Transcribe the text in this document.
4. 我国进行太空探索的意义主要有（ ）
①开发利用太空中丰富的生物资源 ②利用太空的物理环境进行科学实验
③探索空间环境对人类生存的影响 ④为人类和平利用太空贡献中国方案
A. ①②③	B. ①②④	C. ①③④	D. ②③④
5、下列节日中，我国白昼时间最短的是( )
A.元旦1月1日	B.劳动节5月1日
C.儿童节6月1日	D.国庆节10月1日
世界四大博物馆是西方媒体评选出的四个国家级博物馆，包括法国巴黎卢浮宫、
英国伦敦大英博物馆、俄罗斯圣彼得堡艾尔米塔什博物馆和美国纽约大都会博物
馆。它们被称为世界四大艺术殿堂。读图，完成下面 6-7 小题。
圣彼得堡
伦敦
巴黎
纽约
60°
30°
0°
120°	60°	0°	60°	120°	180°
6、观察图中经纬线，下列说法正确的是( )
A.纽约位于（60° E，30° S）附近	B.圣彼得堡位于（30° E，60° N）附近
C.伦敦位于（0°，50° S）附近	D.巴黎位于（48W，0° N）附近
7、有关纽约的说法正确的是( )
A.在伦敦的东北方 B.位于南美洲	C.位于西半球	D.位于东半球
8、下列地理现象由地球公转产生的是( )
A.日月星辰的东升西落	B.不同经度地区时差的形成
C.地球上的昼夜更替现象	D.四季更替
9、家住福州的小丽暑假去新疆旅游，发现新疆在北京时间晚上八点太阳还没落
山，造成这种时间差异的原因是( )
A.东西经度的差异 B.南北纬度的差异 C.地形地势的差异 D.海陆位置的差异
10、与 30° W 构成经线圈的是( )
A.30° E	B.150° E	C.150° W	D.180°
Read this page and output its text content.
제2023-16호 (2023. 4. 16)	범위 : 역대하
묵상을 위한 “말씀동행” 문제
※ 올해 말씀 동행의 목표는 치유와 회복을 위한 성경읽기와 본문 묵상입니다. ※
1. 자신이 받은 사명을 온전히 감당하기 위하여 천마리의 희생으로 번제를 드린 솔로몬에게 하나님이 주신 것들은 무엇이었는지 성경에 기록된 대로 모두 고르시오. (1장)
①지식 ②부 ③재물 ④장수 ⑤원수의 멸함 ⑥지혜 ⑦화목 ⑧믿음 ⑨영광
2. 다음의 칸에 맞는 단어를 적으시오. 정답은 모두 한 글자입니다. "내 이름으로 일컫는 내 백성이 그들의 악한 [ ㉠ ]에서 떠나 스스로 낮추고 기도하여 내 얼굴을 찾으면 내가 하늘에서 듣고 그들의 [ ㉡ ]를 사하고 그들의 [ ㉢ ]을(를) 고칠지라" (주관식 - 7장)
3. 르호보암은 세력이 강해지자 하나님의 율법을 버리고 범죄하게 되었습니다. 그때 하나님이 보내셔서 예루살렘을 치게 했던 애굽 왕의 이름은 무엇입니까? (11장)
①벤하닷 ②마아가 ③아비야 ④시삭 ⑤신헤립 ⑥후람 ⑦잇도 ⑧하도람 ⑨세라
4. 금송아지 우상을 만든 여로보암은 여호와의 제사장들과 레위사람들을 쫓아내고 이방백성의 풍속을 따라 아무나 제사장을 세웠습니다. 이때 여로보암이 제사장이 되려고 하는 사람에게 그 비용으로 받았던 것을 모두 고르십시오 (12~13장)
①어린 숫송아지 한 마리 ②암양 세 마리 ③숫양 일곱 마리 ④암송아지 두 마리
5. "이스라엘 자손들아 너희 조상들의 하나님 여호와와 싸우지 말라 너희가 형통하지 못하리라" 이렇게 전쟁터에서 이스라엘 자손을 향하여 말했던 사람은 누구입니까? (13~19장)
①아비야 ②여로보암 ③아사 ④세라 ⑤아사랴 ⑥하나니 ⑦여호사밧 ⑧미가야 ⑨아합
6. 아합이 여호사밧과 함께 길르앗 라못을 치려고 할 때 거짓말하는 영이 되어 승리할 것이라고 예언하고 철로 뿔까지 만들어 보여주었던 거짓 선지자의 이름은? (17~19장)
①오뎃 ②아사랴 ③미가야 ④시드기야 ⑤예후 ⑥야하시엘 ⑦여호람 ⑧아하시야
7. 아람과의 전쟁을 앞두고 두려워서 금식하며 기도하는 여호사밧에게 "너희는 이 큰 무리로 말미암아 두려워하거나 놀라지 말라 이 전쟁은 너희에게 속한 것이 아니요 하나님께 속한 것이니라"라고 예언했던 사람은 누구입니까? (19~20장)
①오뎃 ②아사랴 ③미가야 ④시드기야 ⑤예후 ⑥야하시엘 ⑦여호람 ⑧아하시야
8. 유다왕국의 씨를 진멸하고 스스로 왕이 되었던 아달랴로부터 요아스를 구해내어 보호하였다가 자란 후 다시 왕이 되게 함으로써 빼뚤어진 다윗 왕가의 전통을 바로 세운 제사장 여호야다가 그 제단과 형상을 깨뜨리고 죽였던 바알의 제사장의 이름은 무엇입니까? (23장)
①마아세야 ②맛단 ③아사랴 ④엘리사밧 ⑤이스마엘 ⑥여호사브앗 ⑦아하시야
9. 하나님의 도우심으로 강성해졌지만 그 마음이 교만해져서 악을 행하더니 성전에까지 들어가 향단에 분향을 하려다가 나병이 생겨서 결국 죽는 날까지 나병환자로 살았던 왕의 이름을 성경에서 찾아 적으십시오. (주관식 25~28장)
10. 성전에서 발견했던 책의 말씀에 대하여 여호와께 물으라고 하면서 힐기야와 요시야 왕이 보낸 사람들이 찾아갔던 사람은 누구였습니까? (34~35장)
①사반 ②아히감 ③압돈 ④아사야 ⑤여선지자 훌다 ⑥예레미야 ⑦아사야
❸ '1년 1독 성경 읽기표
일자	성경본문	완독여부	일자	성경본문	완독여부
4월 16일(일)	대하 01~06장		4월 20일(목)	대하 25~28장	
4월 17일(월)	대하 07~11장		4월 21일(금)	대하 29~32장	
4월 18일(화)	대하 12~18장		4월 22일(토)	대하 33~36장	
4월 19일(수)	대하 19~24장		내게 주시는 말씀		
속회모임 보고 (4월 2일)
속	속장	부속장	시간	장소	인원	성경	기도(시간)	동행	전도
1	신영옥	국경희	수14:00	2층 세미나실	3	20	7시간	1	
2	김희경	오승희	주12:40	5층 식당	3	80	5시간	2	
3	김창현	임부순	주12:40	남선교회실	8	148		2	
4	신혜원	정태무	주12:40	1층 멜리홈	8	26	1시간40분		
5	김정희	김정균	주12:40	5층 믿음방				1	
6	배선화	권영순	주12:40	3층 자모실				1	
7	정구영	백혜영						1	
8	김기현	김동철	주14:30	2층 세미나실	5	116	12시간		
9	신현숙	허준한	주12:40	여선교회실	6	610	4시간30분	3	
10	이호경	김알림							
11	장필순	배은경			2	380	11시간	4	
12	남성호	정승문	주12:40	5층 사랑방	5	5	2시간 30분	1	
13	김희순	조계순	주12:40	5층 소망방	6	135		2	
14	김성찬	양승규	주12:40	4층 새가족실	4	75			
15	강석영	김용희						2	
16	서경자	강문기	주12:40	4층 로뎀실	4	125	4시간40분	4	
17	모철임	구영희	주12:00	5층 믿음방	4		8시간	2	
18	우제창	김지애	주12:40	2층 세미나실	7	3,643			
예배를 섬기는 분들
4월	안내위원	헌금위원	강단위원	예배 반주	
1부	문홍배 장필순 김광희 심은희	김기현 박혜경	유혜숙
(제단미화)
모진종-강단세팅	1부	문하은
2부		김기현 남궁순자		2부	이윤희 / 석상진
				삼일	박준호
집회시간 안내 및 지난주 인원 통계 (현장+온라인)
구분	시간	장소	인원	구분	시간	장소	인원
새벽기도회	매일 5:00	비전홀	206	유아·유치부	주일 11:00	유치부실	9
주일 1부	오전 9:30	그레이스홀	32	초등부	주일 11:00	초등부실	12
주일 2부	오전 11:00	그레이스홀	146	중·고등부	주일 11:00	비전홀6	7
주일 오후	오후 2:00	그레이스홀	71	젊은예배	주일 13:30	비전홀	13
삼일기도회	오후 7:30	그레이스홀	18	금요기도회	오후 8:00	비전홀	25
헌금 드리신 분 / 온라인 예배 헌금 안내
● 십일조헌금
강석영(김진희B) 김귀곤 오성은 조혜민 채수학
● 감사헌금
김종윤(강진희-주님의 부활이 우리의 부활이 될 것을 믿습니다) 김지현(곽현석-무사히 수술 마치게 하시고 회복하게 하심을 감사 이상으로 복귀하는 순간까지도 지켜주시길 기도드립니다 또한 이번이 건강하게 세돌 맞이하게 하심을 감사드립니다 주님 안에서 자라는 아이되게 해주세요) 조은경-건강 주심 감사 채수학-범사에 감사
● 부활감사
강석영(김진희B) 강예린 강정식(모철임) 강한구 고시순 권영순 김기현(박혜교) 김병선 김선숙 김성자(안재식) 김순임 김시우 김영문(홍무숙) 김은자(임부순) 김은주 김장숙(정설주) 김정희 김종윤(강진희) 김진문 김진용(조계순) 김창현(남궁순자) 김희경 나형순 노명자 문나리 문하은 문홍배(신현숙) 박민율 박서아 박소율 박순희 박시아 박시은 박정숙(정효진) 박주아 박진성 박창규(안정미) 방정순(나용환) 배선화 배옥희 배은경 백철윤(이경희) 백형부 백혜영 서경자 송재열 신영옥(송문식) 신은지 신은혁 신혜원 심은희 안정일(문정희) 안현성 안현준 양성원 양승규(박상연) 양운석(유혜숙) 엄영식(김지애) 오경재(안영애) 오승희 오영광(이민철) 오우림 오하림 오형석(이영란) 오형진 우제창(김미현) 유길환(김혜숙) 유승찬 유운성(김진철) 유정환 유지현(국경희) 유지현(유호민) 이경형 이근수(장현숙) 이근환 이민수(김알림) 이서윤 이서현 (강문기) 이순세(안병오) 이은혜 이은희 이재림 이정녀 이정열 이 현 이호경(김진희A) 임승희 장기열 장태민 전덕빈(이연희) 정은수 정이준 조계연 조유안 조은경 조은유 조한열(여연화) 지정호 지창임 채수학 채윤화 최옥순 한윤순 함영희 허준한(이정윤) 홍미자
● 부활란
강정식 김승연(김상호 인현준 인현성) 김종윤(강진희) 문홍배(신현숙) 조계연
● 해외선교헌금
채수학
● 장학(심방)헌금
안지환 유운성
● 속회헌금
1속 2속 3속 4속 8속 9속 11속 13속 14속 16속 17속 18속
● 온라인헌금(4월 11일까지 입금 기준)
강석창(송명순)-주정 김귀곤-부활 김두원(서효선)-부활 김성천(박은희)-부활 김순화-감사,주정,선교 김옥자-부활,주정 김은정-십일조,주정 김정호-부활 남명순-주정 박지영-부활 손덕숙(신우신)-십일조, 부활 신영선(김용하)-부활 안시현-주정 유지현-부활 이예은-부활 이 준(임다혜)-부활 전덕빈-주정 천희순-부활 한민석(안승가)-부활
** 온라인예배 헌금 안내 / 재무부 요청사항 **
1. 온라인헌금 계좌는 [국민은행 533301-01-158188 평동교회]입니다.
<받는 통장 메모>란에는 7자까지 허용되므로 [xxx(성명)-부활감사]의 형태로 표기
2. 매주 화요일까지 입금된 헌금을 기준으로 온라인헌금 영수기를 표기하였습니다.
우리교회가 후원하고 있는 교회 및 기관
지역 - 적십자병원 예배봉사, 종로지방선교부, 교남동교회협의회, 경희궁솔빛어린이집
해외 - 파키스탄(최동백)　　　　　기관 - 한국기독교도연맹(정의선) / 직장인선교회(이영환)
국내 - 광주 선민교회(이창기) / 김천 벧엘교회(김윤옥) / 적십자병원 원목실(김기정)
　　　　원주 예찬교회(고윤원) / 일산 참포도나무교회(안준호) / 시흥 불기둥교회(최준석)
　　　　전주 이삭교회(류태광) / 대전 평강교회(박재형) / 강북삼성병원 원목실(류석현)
===
What you need to do:
Show every line of the listing in which the string "this" can be found.

Written solution:
Transcribe the text in this document.
Read this page and output its text content.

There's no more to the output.